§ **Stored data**

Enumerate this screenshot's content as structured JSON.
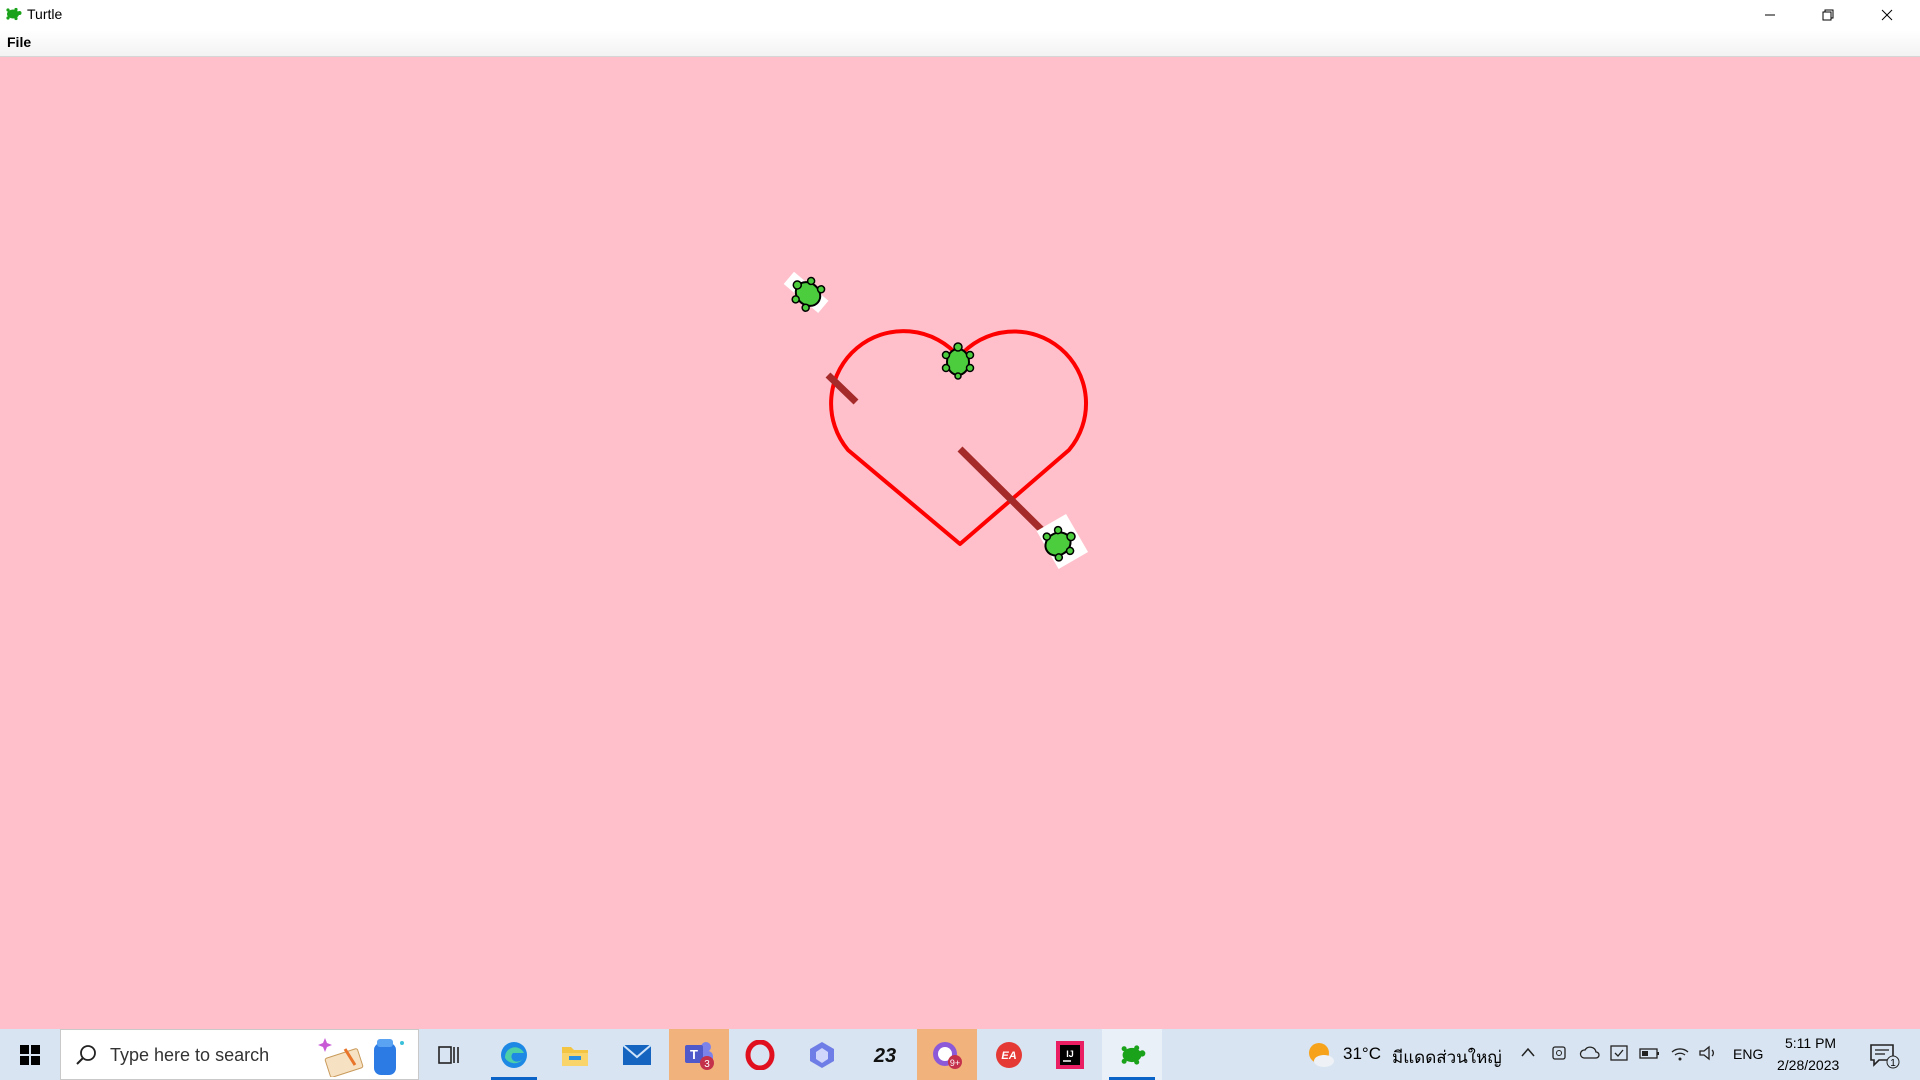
{
  "window": {
    "title": "Turtle",
    "menu": {
      "file_label": "File"
    }
  },
  "canvas": {
    "background": "#ffc0cb",
    "heart_color": "#ff0000",
    "arrow_color": "#a52a2a",
    "turtle_color": "#4ccd3d"
  },
  "taskbar": {
    "search_placeholder": "Type here to search",
    "apps": [
      {
        "name": "task-view"
      },
      {
        "name": "edge"
      },
      {
        "name": "file-explorer"
      },
      {
        "name": "mail"
      },
      {
        "name": "teams",
        "badge": "3"
      },
      {
        "name": "opera"
      },
      {
        "name": "copilot"
      },
      {
        "name": "app-23",
        "label": "23"
      },
      {
        "name": "messenger",
        "badge": "9+"
      },
      {
        "name": "ea",
        "label": "EA"
      },
      {
        "name": "intellij",
        "label": "IJ"
      },
      {
        "name": "turtle"
      }
    ],
    "weather": {
      "temp": "31°C",
      "desc": "มีแดดส่วนใหญ่"
    },
    "language": "ENG",
    "time": "5:11 PM",
    "date": "2/28/2023",
    "notification_count": "1"
  }
}
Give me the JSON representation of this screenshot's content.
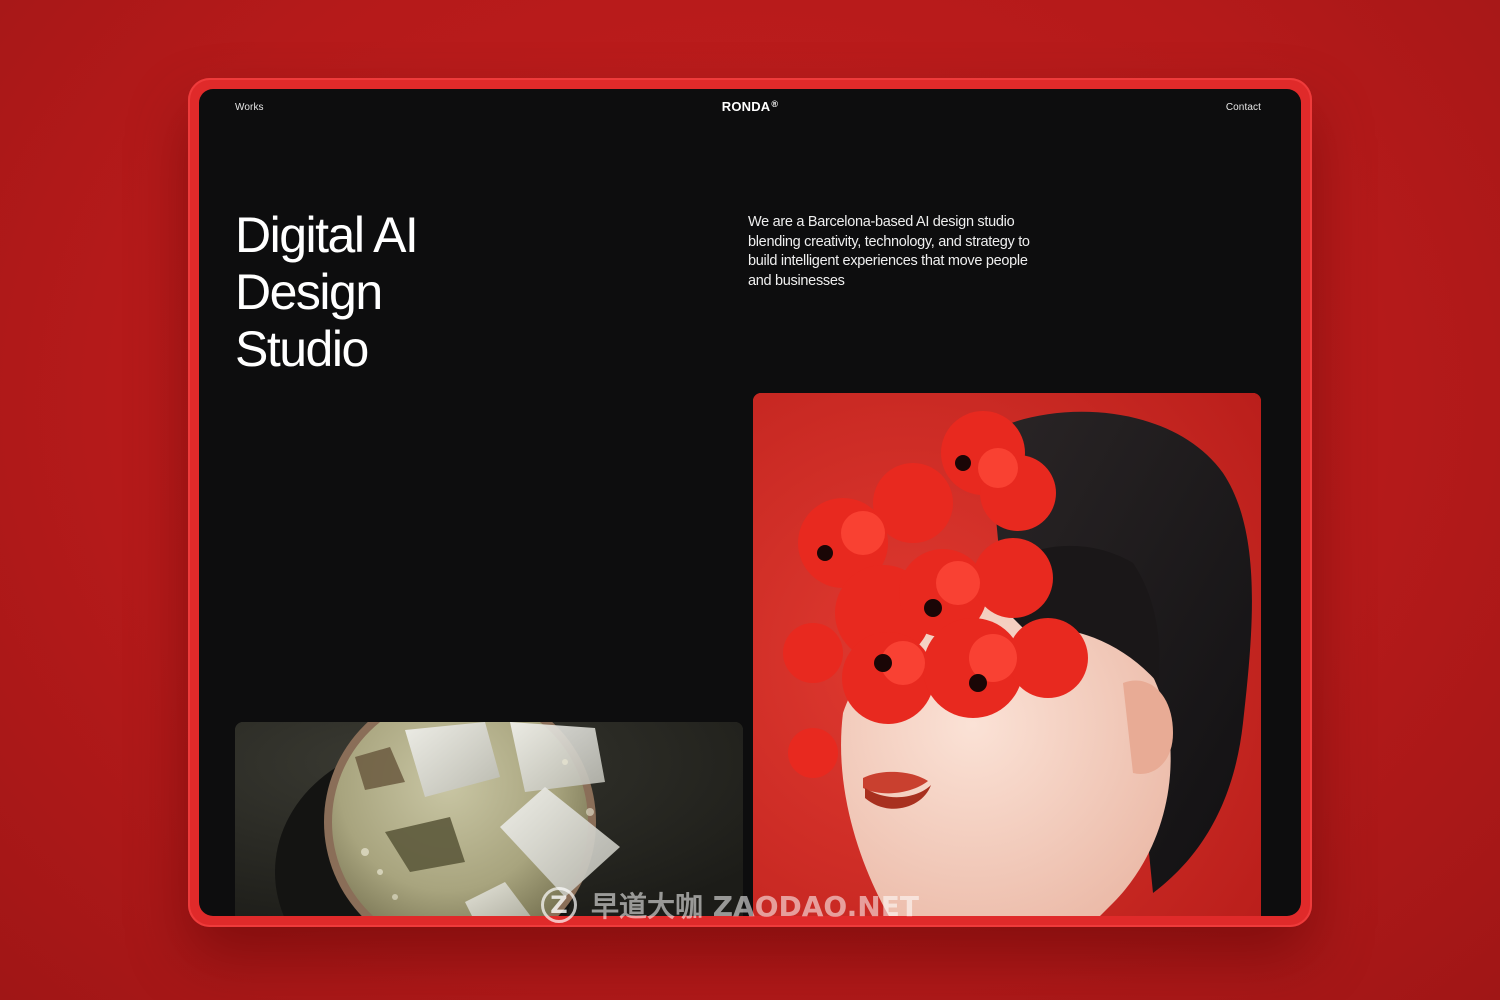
{
  "nav": {
    "works_label": "Works",
    "brand": "RONDA",
    "brand_mark": "®",
    "contact_label": "Contact"
  },
  "hero": {
    "title_lines": [
      "Digital AI",
      "Design",
      "Studio"
    ],
    "intro": "We are a Barcelona-based AI design studio blending creativity, technology, and strategy to build intelligent experiences that move people and businesses"
  },
  "images": {
    "drink_icon": "iced-drink-photo",
    "portrait_icon": "flower-portrait-photo"
  },
  "watermark": {
    "logo_letter": "Z",
    "text": "早道大咖 ZAODAO.NET"
  },
  "colors": {
    "background": "#b81c1c",
    "frame": "#e02a2a",
    "screen": "#0d0d0e",
    "text": "#ffffff"
  }
}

§ **Request**
Without the pictures, restate each entry exactly.

§ **Solution to the problem**
Enumerate this screenshot's content as structured JSON.
{
  "window": {
    "title": "Turtle",
    "menu": {
      "file_label": "File"
    }
  },
  "canvas": {
    "background": "#ffc0cb",
    "heart_color": "#ff0000",
    "arrow_color": "#a52a2a",
    "turtle_color": "#4ccd3d"
  },
  "taskbar": {
    "search_placeholder": "Type here to search",
    "apps": [
      {
        "name": "task-view"
      },
      {
        "name": "edge"
      },
      {
        "name": "file-explorer"
      },
      {
        "name": "mail"
      },
      {
        "name": "teams",
        "badge": "3"
      },
      {
        "name": "opera"
      },
      {
        "name": "copilot"
      },
      {
        "name": "app-23",
        "label": "23"
      },
      {
        "name": "messenger",
        "badge": "9+"
      },
      {
        "name": "ea",
        "label": "EA"
      },
      {
        "name": "intellij",
        "label": "IJ"
      },
      {
        "name": "turtle"
      }
    ],
    "weather": {
      "temp": "31°C",
      "desc": "มีแดดส่วนใหญ่"
    },
    "language": "ENG",
    "time": "5:11 PM",
    "date": "2/28/2023",
    "notification_count": "1"
  }
}
Give me the JSON representation of this screenshot's content.
{
  "nav": {
    "works_label": "Works",
    "brand": "RONDA",
    "brand_mark": "®",
    "contact_label": "Contact"
  },
  "hero": {
    "title_lines": [
      "Digital AI",
      "Design",
      "Studio"
    ],
    "intro": "We are a Barcelona-based AI design studio blending creativity, technology, and strategy to build intelligent experiences that move people and businesses"
  },
  "images": {
    "drink_icon": "iced-drink-photo",
    "portrait_icon": "flower-portrait-photo"
  },
  "watermark": {
    "logo_letter": "Z",
    "text": "早道大咖 ZAODAO.NET"
  },
  "colors": {
    "background": "#b81c1c",
    "frame": "#e02a2a",
    "screen": "#0d0d0e",
    "text": "#ffffff"
  }
}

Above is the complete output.